The data must be returned in full and exactly as given.

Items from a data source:
======

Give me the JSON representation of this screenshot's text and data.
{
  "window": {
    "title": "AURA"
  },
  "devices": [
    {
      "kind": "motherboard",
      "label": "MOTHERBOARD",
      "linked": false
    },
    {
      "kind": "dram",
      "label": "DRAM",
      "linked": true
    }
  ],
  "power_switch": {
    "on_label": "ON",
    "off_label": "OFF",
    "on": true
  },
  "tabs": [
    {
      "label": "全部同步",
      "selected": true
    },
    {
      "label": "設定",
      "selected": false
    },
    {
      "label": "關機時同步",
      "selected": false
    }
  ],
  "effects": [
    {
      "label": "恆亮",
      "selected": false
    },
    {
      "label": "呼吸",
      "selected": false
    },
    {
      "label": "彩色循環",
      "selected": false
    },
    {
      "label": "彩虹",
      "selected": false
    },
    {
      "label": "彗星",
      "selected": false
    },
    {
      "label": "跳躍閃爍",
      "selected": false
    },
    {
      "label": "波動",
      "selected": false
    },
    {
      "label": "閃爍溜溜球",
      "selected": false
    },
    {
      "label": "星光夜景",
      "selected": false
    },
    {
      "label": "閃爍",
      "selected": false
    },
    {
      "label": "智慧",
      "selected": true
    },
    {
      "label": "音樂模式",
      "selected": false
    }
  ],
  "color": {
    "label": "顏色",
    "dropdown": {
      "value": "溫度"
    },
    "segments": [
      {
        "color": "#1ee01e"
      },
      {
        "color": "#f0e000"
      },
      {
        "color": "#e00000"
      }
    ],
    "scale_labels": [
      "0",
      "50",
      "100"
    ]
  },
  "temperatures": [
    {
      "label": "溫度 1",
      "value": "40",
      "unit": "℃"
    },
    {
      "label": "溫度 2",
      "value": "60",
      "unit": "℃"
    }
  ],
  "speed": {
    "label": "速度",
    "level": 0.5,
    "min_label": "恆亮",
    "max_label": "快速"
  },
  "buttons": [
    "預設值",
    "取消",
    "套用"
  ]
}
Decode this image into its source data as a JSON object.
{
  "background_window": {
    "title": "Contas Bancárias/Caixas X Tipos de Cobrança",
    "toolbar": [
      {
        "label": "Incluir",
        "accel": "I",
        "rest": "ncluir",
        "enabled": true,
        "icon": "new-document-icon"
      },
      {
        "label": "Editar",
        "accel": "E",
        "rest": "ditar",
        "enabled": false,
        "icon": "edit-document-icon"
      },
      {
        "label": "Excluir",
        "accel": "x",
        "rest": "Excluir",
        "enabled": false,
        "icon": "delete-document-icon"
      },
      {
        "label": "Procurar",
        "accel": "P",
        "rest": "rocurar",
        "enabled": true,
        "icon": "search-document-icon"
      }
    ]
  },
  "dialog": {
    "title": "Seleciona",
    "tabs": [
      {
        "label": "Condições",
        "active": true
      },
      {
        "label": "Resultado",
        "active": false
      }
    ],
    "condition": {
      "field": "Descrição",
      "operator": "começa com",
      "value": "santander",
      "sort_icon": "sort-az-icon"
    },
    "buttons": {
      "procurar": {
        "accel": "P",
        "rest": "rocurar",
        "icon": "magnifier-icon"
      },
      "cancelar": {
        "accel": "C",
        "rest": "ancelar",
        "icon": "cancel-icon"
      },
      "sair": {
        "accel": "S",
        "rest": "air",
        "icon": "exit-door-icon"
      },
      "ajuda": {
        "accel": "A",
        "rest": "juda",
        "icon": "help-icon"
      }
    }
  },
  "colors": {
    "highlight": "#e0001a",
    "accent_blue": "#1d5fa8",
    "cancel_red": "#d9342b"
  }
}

======

### Solution to the problem
Give me the JSON representation of this screenshot's text and data.
{
  "window": {
    "title": "AURA"
  },
  "devices": [
    {
      "kind": "motherboard",
      "label": "MOTHERBOARD",
      "linked": false
    },
    {
      "kind": "dram",
      "label": "DRAM",
      "linked": true
    }
  ],
  "power_switch": {
    "on_label": "ON",
    "off_label": "OFF",
    "on": true
  },
  "tabs": [
    {
      "label": "全部同步",
      "selected": true
    },
    {
      "label": "設定",
      "selected": false
    },
    {
      "label": "關機時同步",
      "selected": false
    }
  ],
  "effects": [
    {
      "label": "恆亮",
      "selected": false
    },
    {
      "label": "呼吸",
      "selected": false
    },
    {
      "label": "彩色循環",
      "selected": false
    },
    {
      "label": "彩虹",
      "selected": false
    },
    {
      "label": "彗星",
      "selected": false
    },
    {
      "label": "跳躍閃爍",
      "selected": false
    },
    {
      "label": "波動",
      "selected": false
    },
    {
      "label": "閃爍溜溜球",
      "selected": false
    },
    {
      "label": "星光夜景",
      "selected": false
    },
    {
      "label": "閃爍",
      "selected": false
    },
    {
      "label": "智慧",
      "selected": true
    },
    {
      "label": "音樂模式",
      "selected": false
    }
  ],
  "color": {
    "label": "顏色",
    "dropdown": {
      "value": "溫度"
    },
    "segments": [
      {
        "color": "#1ee01e"
      },
      {
        "color": "#f0e000"
      },
      {
        "color": "#e00000"
      }
    ],
    "scale_labels": [
      "0",
      "50",
      "100"
    ]
  },
  "temperatures": [
    {
      "label": "溫度 1",
      "value": "40",
      "unit": "℃"
    },
    {
      "label": "溫度 2",
      "value": "60",
      "unit": "℃"
    }
  ],
  "speed": {
    "label": "速度",
    "level": 0.5,
    "min_label": "恆亮",
    "max_label": "快速"
  },
  "buttons": [
    "預設值",
    "取消",
    "套用"
  ]
}
Decode this image into its source data as a JSON object.
{
  "background_window": {
    "title": "Contas Bancárias/Caixas X Tipos de Cobrança",
    "toolbar": [
      {
        "label": "Incluir",
        "accel": "I",
        "rest": "ncluir",
        "enabled": true,
        "icon": "new-document-icon"
      },
      {
        "label": "Editar",
        "accel": "E",
        "rest": "ditar",
        "enabled": false,
        "icon": "edit-document-icon"
      },
      {
        "label": "Excluir",
        "accel": "x",
        "rest": "Excluir",
        "enabled": false,
        "icon": "delete-document-icon"
      },
      {
        "label": "Procurar",
        "accel": "P",
        "rest": "rocurar",
        "enabled": true,
        "icon": "search-document-icon"
      }
    ]
  },
  "dialog": {
    "title": "Seleciona",
    "tabs": [
      {
        "label": "Condições",
        "active": true
      },
      {
        "label": "Resultado",
        "active": false
      }
    ],
    "condition": {
      "field": "Descrição",
      "operator": "começa com",
      "value": "santander",
      "sort_icon": "sort-az-icon"
    },
    "buttons": {
      "procurar": {
        "accel": "P",
        "rest": "rocurar",
        "icon": "magnifier-icon"
      },
      "cancelar": {
        "accel": "C",
        "rest": "ancelar",
        "icon": "cancel-icon"
      },
      "sair": {
        "accel": "S",
        "rest": "air",
        "icon": "exit-door-icon"
      },
      "ajuda": {
        "accel": "A",
        "rest": "juda",
        "icon": "help-icon"
      }
    }
  },
  "colors": {
    "highlight": "#e0001a",
    "accent_blue": "#1d5fa8",
    "cancel_red": "#d9342b"
  }
}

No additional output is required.